──────── DATA TO PROCESS ────────

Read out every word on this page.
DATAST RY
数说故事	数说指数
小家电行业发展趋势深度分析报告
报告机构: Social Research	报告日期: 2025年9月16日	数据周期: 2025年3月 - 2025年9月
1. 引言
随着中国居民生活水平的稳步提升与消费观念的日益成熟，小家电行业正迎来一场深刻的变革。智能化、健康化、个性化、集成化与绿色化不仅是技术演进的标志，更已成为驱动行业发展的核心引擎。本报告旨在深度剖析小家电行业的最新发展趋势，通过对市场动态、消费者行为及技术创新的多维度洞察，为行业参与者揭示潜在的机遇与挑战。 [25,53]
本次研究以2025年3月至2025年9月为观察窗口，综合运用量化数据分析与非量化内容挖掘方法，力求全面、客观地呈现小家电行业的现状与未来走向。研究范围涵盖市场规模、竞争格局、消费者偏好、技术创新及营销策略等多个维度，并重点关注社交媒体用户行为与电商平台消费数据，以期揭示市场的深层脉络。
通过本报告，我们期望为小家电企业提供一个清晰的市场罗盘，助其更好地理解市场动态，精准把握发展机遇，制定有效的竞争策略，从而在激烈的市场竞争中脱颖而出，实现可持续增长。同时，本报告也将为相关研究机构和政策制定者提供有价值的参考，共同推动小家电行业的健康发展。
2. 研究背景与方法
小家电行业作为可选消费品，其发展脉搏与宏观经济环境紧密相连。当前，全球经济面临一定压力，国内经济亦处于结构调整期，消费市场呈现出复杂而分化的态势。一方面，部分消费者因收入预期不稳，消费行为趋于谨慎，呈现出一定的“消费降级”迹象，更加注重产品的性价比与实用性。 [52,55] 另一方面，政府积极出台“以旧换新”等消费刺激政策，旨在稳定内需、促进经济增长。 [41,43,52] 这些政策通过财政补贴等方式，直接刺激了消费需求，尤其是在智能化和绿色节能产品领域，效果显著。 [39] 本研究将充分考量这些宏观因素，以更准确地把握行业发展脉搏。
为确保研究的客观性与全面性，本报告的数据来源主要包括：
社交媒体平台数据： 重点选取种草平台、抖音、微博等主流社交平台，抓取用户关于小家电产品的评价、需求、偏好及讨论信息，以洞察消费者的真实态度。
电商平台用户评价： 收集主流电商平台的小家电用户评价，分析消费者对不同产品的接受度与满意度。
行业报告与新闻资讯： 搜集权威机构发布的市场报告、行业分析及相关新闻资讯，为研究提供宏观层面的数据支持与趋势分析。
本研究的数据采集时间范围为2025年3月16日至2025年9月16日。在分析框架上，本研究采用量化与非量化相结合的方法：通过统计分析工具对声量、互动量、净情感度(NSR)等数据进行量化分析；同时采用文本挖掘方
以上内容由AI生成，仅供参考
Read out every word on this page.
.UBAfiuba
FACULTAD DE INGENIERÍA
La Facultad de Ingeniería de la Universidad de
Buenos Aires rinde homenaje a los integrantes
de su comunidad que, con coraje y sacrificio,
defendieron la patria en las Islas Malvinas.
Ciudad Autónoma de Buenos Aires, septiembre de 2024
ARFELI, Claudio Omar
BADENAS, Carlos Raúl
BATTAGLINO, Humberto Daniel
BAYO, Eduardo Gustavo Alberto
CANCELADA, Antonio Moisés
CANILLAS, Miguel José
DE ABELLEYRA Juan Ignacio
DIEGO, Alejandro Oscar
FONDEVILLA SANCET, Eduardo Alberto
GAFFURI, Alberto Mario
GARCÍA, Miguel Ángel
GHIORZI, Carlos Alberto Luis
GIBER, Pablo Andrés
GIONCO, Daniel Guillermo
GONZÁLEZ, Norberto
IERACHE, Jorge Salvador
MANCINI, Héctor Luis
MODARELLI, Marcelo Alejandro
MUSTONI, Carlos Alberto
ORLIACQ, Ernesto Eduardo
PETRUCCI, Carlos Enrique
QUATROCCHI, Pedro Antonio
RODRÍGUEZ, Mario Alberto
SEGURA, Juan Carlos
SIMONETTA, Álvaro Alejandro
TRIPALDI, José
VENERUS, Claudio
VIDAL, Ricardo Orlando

────────

## EXERCISE OBJECTIVE
List the lines of the records where "Antonio" occurs.

## RESULT BELOW
CANCELADA, Antonio Moisés
QUATROCCHI, Pedro Antonio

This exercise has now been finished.